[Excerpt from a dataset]
____

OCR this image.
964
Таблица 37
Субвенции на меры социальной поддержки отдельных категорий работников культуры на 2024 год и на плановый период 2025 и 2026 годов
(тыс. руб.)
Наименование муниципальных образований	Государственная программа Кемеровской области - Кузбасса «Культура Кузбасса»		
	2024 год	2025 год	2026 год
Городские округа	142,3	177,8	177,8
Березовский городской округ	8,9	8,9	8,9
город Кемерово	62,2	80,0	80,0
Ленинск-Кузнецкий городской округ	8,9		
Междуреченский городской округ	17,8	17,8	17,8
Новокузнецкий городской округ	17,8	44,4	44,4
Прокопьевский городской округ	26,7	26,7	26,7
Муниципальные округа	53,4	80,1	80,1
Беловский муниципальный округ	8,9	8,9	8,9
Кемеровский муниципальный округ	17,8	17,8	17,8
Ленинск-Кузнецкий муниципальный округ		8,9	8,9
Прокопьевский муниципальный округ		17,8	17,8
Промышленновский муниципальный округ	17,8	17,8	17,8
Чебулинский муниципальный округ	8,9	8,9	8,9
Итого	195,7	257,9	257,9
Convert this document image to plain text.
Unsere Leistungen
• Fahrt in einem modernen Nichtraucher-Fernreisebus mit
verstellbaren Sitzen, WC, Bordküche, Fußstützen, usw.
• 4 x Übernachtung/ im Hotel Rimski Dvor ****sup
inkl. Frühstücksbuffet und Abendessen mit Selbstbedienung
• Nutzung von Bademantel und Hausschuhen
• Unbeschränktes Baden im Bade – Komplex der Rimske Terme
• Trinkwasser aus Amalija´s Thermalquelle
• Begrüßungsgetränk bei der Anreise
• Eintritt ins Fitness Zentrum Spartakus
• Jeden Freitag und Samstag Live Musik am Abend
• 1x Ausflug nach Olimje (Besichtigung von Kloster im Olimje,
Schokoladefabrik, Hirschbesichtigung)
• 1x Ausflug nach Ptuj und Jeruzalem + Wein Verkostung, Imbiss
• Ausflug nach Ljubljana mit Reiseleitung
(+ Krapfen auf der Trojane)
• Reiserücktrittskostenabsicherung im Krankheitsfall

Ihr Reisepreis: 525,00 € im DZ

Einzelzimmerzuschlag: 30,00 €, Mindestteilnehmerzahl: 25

____

TASK PROMPT: Reproduce the full listing exactly.

COMPLETE ANSWER:
OCR this image.
964
Таблица 37
Субвенции на меры социальной поддержки отдельных категорий работников культуры на 2024 год и на плановый период 2025 и 2026 годов
(тыс. руб.)
Наименование муниципальных образований	Государственная программа Кемеровской области - Кузбасса «Культура Кузбасса»		
	2024 год	2025 год	2026 год
Городские округа	142,3	177,8	177,8
Березовский городской округ	8,9	8,9	8,9
город Кемерово	62,2	80,0	80,0
Ленинск-Кузнецкий городской округ	8,9		
Междуреченский городской округ	17,8	17,8	17,8
Новокузнецкий городской округ	17,8	44,4	44,4
Прокопьевский городской округ	26,7	26,7	26,7
Муниципальные округа	53,4	80,1	80,1
Беловский муниципальный округ	8,9	8,9	8,9
Кемеровский муниципальный округ	17,8	17,8	17,8
Ленинск-Кузнецкий муниципальный округ		8,9	8,9
Прокопьевский муниципальный округ		17,8	17,8
Промышленновский муниципальный округ	17,8	17,8	17,8
Чебулинский муниципальный округ	8,9	8,9	8,9
Итого	195,7	257,9	257,9
Convert this document image to plain text.
Unsere Leistungen
• Fahrt in einem modernen Nichtraucher-Fernreisebus mit
verstellbaren Sitzen, WC, Bordküche, Fußstützen, usw.
• 4 x Übernachtung/ im Hotel Rimski Dvor ****sup
inkl. Frühstücksbuffet und Abendessen mit Selbstbedienung
• Nutzung von Bademantel und Hausschuhen
• Unbeschränktes Baden im Bade – Komplex der Rimske Terme
• Trinkwasser aus Amalija´s Thermalquelle
• Begrüßungsgetränk bei der Anreise
• Eintritt ins Fitness Zentrum Spartakus
• Jeden Freitag und Samstag Live Musik am Abend
• 1x Ausflug nach Olimje (Besichtigung von Kloster im Olimje,
Schokoladefabrik, Hirschbesichtigung)
• 1x Ausflug nach Ptuj und Jeruzalem + Wein Verkostung, Imbiss
• Ausflug nach Ljubljana mit Reiseleitung
(+ Krapfen auf der Trojane)
• Reiserücktrittskostenabsicherung im Krankheitsfall

Ihr Reisepreis: 525,00 € im DZ

Einzelzimmerzuschlag: 30,00 €, Mindestteilnehmerzahl: 25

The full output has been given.